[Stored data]
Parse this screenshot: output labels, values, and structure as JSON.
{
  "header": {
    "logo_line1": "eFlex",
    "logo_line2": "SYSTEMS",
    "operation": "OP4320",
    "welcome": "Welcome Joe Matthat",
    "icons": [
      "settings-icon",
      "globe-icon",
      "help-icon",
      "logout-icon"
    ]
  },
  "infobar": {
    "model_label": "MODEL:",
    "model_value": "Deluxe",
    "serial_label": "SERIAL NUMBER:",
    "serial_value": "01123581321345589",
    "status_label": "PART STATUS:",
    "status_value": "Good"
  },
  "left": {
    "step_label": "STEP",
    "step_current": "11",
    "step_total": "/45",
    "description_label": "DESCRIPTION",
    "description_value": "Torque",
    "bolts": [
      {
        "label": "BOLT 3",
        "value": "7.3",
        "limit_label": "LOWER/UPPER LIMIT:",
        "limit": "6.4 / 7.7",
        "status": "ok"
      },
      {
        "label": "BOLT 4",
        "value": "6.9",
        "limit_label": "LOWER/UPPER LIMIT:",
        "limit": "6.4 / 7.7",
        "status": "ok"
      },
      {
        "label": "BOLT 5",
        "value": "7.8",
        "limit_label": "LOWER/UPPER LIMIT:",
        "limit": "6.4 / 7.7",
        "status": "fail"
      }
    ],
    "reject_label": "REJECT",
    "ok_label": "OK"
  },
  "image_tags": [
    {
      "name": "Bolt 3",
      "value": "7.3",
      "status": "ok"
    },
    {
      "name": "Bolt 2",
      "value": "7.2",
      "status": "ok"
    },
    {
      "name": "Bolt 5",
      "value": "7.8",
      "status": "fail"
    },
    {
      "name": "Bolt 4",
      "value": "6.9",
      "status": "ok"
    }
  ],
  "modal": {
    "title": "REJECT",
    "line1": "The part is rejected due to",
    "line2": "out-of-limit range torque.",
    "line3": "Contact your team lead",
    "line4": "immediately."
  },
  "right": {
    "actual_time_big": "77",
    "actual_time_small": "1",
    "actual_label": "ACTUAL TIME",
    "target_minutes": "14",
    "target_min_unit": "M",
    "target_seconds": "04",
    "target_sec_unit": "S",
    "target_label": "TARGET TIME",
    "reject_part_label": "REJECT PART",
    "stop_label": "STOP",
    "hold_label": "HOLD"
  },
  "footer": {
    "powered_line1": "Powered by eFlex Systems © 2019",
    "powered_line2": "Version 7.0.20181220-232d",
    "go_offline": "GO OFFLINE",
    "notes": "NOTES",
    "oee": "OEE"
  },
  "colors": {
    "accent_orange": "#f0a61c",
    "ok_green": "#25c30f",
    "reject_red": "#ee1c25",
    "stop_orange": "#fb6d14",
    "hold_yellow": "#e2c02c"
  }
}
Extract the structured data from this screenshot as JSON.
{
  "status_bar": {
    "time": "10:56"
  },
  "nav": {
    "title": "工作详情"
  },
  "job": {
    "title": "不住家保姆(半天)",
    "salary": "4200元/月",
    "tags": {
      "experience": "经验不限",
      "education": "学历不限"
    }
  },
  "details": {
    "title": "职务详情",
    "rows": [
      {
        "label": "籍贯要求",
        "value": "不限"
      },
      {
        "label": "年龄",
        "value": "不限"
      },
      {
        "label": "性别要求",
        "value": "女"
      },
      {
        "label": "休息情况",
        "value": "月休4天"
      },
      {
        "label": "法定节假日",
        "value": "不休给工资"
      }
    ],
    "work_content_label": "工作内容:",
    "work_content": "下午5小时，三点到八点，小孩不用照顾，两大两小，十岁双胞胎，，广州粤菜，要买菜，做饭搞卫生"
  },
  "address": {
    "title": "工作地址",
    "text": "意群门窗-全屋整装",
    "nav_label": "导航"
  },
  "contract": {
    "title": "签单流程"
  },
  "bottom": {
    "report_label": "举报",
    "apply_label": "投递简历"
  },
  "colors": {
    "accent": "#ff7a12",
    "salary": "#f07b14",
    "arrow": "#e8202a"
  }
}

**Aim**
Each entry above is to be quoted exactly.

**Full output**
Parse this screenshot: output labels, values, and structure as JSON.
{
  "header": {
    "logo_line1": "eFlex",
    "logo_line2": "SYSTEMS",
    "operation": "OP4320",
    "welcome": "Welcome Joe Matthat",
    "icons": [
      "settings-icon",
      "globe-icon",
      "help-icon",
      "logout-icon"
    ]
  },
  "infobar": {
    "model_label": "MODEL:",
    "model_value": "Deluxe",
    "serial_label": "SERIAL NUMBER:",
    "serial_value": "01123581321345589",
    "status_label": "PART STATUS:",
    "status_value": "Good"
  },
  "left": {
    "step_label": "STEP",
    "step_current": "11",
    "step_total": "/45",
    "description_label": "DESCRIPTION",
    "description_value": "Torque",
    "bolts": [
      {
        "label": "BOLT 3",
        "value": "7.3",
        "limit_label": "LOWER/UPPER LIMIT:",
        "limit": "6.4 / 7.7",
        "status": "ok"
      },
      {
        "label": "BOLT 4",
        "value": "6.9",
        "limit_label": "LOWER/UPPER LIMIT:",
        "limit": "6.4 / 7.7",
        "status": "ok"
      },
      {
        "label": "BOLT 5",
        "value": "7.8",
        "limit_label": "LOWER/UPPER LIMIT:",
        "limit": "6.4 / 7.7",
        "status": "fail"
      }
    ],
    "reject_label": "REJECT",
    "ok_label": "OK"
  },
  "image_tags": [
    {
      "name": "Bolt 3",
      "value": "7.3",
      "status": "ok"
    },
    {
      "name": "Bolt 2",
      "value": "7.2",
      "status": "ok"
    },
    {
      "name": "Bolt 5",
      "value": "7.8",
      "status": "fail"
    },
    {
      "name": "Bolt 4",
      "value": "6.9",
      "status": "ok"
    }
  ],
  "modal": {
    "title": "REJECT",
    "line1": "The part is rejected due to",
    "line2": "out-of-limit range torque.",
    "line3": "Contact your team lead",
    "line4": "immediately."
  },
  "right": {
    "actual_time_big": "77",
    "actual_time_small": "1",
    "actual_label": "ACTUAL TIME",
    "target_minutes": "14",
    "target_min_unit": "M",
    "target_seconds": "04",
    "target_sec_unit": "S",
    "target_label": "TARGET TIME",
    "reject_part_label": "REJECT PART",
    "stop_label": "STOP",
    "hold_label": "HOLD"
  },
  "footer": {
    "powered_line1": "Powered by eFlex Systems © 2019",
    "powered_line2": "Version 7.0.20181220-232d",
    "go_offline": "GO OFFLINE",
    "notes": "NOTES",
    "oee": "OEE"
  },
  "colors": {
    "accent_orange": "#f0a61c",
    "ok_green": "#25c30f",
    "reject_red": "#ee1c25",
    "stop_orange": "#fb6d14",
    "hold_yellow": "#e2c02c"
  }
}
Extract the structured data from this screenshot as JSON.
{
  "status_bar": {
    "time": "10:56"
  },
  "nav": {
    "title": "工作详情"
  },
  "job": {
    "title": "不住家保姆(半天)",
    "salary": "4200元/月",
    "tags": {
      "experience": "经验不限",
      "education": "学历不限"
    }
  },
  "details": {
    "title": "职务详情",
    "rows": [
      {
        "label": "籍贯要求",
        "value": "不限"
      },
      {
        "label": "年龄",
        "value": "不限"
      },
      {
        "label": "性别要求",
        "value": "女"
      },
      {
        "label": "休息情况",
        "value": "月休4天"
      },
      {
        "label": "法定节假日",
        "value": "不休给工资"
      }
    ],
    "work_content_label": "工作内容:",
    "work_content": "下午5小时，三点到八点，小孩不用照顾，两大两小，十岁双胞胎，，广州粤菜，要买菜，做饭搞卫生"
  },
  "address": {
    "title": "工作地址",
    "text": "意群门窗-全屋整装",
    "nav_label": "导航"
  },
  "contract": {
    "title": "签单流程"
  },
  "bottom": {
    "report_label": "举报",
    "apply_label": "投递简历"
  },
  "colors": {
    "accent": "#ff7a12",
    "salary": "#f07b14",
    "arrow": "#e8202a"
  }
}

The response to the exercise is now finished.